### What the exercise asks
Every line from the one that contains "Transcribe the text in this document." to the last line of the listing below should be quoted verbatim. Pictures are excluded.

─── Information supplied ───

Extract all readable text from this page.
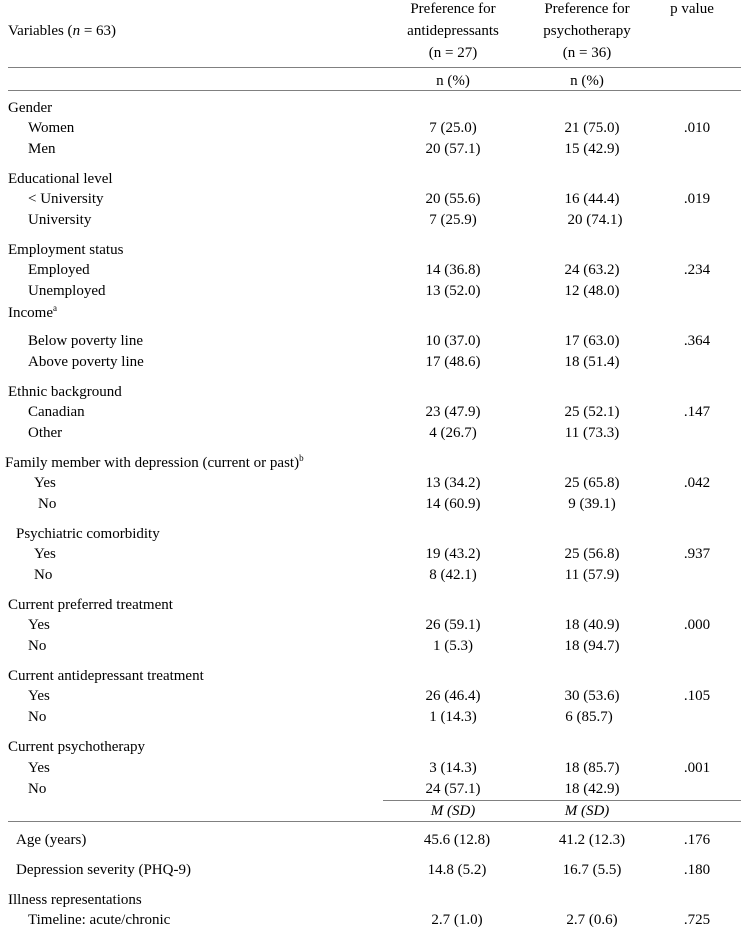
Variables (n = 63)
Preference for
antidepressants
(n = 27)
Preference for
psychotherapy
(n = 36)
p value
n (%)	n (%)
Gender
Women	7 (25.0)	21 (75.0)	.010
Men	20 (57.1)	15 (42.9)
Educational level
< University	20 (55.6)	16 (44.4)	.019
University	7 (25.9)	20 (74.1)
Employment status
Employed	14 (36.8)	24 (63.2)	.234
Unemployed	13 (52.0)	12 (48.0)
Income$^a$
Below poverty line	10 (37.0)	17 (63.0)	.364
Above poverty line	17 (48.6)	18 (51.4)
Ethnic background
Canadian	23 (47.9)	25 (52.1)	.147
Other	4 (26.7)	11 (73.3)
Family member with depression (current or past)$^b$
Yes	13 (34.2)	25 (65.8)	.042
No	14 (60.9)	9 (39.1)
Psychiatric comorbidity
Yes	19 (43.2)	25 (56.8)	.937
No	8 (42.1)	11 (57.9)
Current preferred treatment
Yes	26 (59.1)	18 (40.9)	.000
No	1 (5.3)	18 (94.7)
Current antidepressant treatment
Yes	26 (46.4)	30 (53.6)	.105
No	1 (14.3)	6 (85.7)
Current psychotherapy
Yes	3 (14.3)	18 (85.7)	.001
No	24 (57.1)	18 (42.9)
M (SD)	M (SD)
Age (years)	45.6 (12.8)	41.2 (12.3)	.176
Depression severity (PHQ-9)	14.8 (5.2)	16.7 (5.5)	.180
Illness representations
Timeline: acute/chronic	2.7 (1.0)	2.7 (0.6)	.725
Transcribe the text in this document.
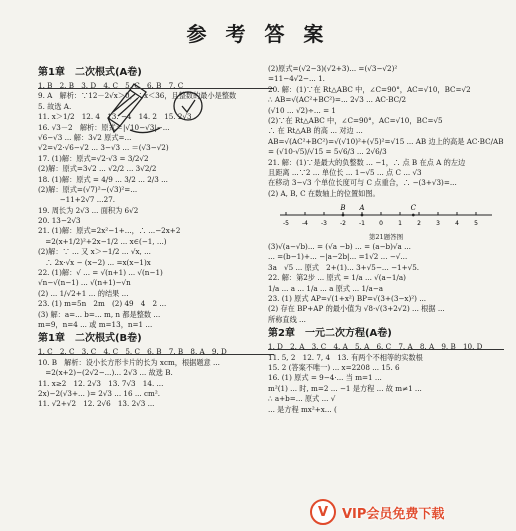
参 考 答 案
第1章　二次根式(A卷)
1. B　2. B　3. D　4. C　5. C　6. B　7. C
9. A　解析：∵12－2√x＞0，∴x＜36，且整数的最小是整数
5. 故选 A.
11. x＞1/2　12. 4　13. −4　14. 2　15. 2√3
16. √3－2　解析：原式＝|√10−√3|−...
√6−√3 ... 解：3√2 原式=...
√2=√2·√6−√2 ... 3−√3 ... ＝(√3−√2)
17. (1)解：原式=√2·√3 = 3/2√2
(2)解：原式=3√2 ... √2/2 ... 3√2/2
18. (1)解：原式 = 4/9 ... 3/2 ... 2/3 ...
(2)解：原式=(√7)²−(√3)²=...
　　　−11+2√7 ...27.
19. 周长为 2√3 ... 面积为 6√2
20. 13−2√3
21. (1)解：原式=2x²−1+...，∴ ...−2x+2
　=2(x+1/2)²+2x−1/2 ... x∈(−1, ...)
(2)解：∵ ... 又 x＞−1/2 ... √x, ...
　∴ 2x·√x − (x−2) ... =x(x−1)x
22. (1)解：√ ... = √(n+1) ... √(n−1)
√n−√(n−1) ... √(n+1)−√n
(2) ... 1/√2+1 ... 的结果 ...
23. (1) m=5n　2m　(2) 49　4　2 ...
(3) 解：a=... b=... m, n 都是整数 ...
m=9，n=4 ... 或 m=13，n=1 ...
第1章　二次根式(B卷)
1. C　2. C　3. C　4. C　5. C　6. B　7. B　8. A　9. D
10. B　解析：设小长方形卡片的长为 xcm，根据题意 ...
　=2(x+2)−(2√2−...)... 2√3 ... 故选 B.
11. x≥2　12. 2√3　13. 7√3　14. ...
2x)−2(√3+... )= 2√3 ... 16 ... cm².
11. √2+√2　12. 2√6　13. 2√3 ...
(2)原式=(√2−3)(√2+3)... =(√3−√2)²
=11−4√2−... 1.
20. 解：(1)∵在 Rt△ABC 中，∠C=90°，AC=√10，BC=√2
∴ AB=√(AC²+BC²)=... 2√3 ... AC·BC/2
(√10 ... √2)÷... = 1
(2)∵在 Rt△ABC 中，∠C=90°，AC=√10，BC=√5
∴ 在 Rt△AB 的高 ... 对边 ...
AB=√(AC²+BC²)=√(√10)²+(√5)²=√15 ... AB 边上的高是 AC·BC/AB
= (√10·√5)/√15 = 5√6/3 ... 2√6/3
21. 解：(1)∵是最大的负整数 ... −1，∴ 点 B 在点 A 的左边
且距离 ...∵2 ... 单位长 ... 1−√5 ... 点 C ... √3
在移动 3−√3 个单位长度可与 C 点重合，∴ −(3+√3)=...
(2) A, B, C 在数轴上的位置如图。
-5 -4 -3 -2 -1 0	1	2	3	4	5
B A	C
第21题答图
(3)√(a−√b)... = (√a −b) ... = (a−b)√a ...
... =(b−1)+... −|a−2b|... =1√2 ... −√...
3a　√5 ... 原式　2+(1)... 3+√5−... −1+√5.
22. 解：第2步 ... 原式 = 1/a ... √(a−1/a)
1/a ... a ... 1/a ... a 原式 ... 1/a−a
23. (1) 原式 AP=√(1+x²) BP=√(3+(3−x)²) ...
(2) 存在 BP+AP 的最小值为 √8·√(3+2√2) ... 根据 ...
所称直线 ...
第2章　一元二次方程(A卷)
1. D　2. A　3. C　4. A　5. A　6. C　7. A　8. A　9. B　10. D
11. 5, 2　12. 7, 4　13. 有两个不相等的实数根
15. 2 (答案不唯一) ... x=2208 ... 15. 6
16. (1) 原式 = 9−4·... 当 m=1 ...
m²(1) ... 时, m=2 ... −1 是方程 ... 故 m≠1 ...
∴ a+b=... 原式 ... √
... 是方程 mx²+x... (
V	VIP会员免费下载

───

### Written answer
Transcribe the text in this document.
参 考 答 案
第1章　二次根式(A卷)
1. B　2. B　3. D　4. C　5. C　6. B　7. C
9. A　解析：∵12－2√x＞0，∴x＜36，且整数的最小是整数
5. 故选 A.
11. x＞1/2　12. 4　13. −4　14. 2　15. 2√3
16. √3－2　解析：原式＝|√10−√3|−...
√6−√3 ... 解：3√2 原式=...
√2=√2·√6−√2 ... 3−√3 ... ＝(√3−√2)
17. (1)解：原式=√2·√3 = 3/2√2
(2)解：原式=3√2 ... √2/2 ... 3√2/2
18. (1)解：原式 = 4/9 ... 3/2 ... 2/3 ...
(2)解：原式=(√7)²−(√3)²=...
　　　−11+2√7 ...27.
19. 周长为 2√3 ... 面积为 6√2
20. 13−2√3
21. (1)解：原式=2x²−1+...，∴ ...−2x+2
　=2(x+1/2)²+2x−1/2 ... x∈(−1, ...)
(2)解：∵ ... 又 x＞−1/2 ... √x, ...
　∴ 2x·√x − (x−2) ... =x(x−1)x
22. (1)解：√ ... = √(n+1) ... √(n−1)
√n−√(n−1) ... √(n+1)−√n
(2) ... 1/√2+1 ... 的结果 ...
23. (1) m=5n　2m　(2) 49　4　2 ...
(3) 解：a=... b=... m, n 都是整数 ...
m=9，n=4 ... 或 m=13，n=1 ...
第1章　二次根式(B卷)
1. C　2. C　3. C　4. C　5. C　6. B　7. B　8. A　9. D
10. B　解析：设小长方形卡片的长为 xcm，根据题意 ...
　=2(x+2)−(2√2−...)... 2√3 ... 故选 B.
11. x≥2　12. 2√3　13. 7√3　14. ...
2x)−2(√3+... )= 2√3 ... 16 ... cm².
11. √2+√2　12. 2√6　13. 2√3 ...
(2)原式=(√2−3)(√2+3)... =(√3−√2)²
=11−4√2−... 1.
20. 解：(1)∵在 Rt△ABC 中，∠C=90°，AC=√10，BC=√2
∴ AB=√(AC²+BC²)=... 2√3 ... AC·BC/2
(√10 ... √2)÷... = 1
(2)∵在 Rt△ABC 中，∠C=90°，AC=√10，BC=√5
∴ 在 Rt△AB 的高 ... 对边 ...
AB=√(AC²+BC²)=√(√10)²+(√5)²=√15 ... AB 边上的高是 AC·BC/AB
= (√10·√5)/√15 = 5√6/3 ... 2√6/3
21. 解：(1)∵是最大的负整数 ... −1，∴ 点 B 在点 A 的左边
且距离 ...∵2 ... 单位长 ... 1−√5 ... 点 C ... √3
在移动 3−√3 个单位长度可与 C 点重合，∴ −(3+√3)=...
(2) A, B, C 在数轴上的位置如图。
-5 -4 -3 -2 -1 0	1	2	3	4	5
B A	C
第21题答图
(3)√(a−√b)... = (√a −b) ... = (a−b)√a ...
... =(b−1)+... −|a−2b|... =1√2 ... −√...
3a　√5 ... 原式　2+(1)... 3+√5−... −1+√5.
22. 解：第2步 ... 原式 = 1/a ... √(a−1/a)
1/a ... a ... 1/a ... a 原式 ... 1/a−a
23. (1) 原式 AP=√(1+x²) BP=√(3+(3−x)²) ...
(2) 存在 BP+AP 的最小值为 √8·√(3+2√2) ... 根据 ...
所称直线 ...
第2章　一元二次方程(A卷)
1. D　2. A　3. C　4. A　5. A　6. C　7. A　8. A　9. B　10. D
11. 5, 2　12. 7, 4　13. 有两个不相等的实数根
15. 2 (答案不唯一) ... x=2208 ... 15. 6
16. (1) 原式 = 9−4·... 当 m=1 ...
m²(1) ... 时, m=2 ... −1 是方程 ... 故 m≠1 ...
∴ a+b=... 原式 ... √
... 是方程 mx²+x... (
V	VIP会员免费下载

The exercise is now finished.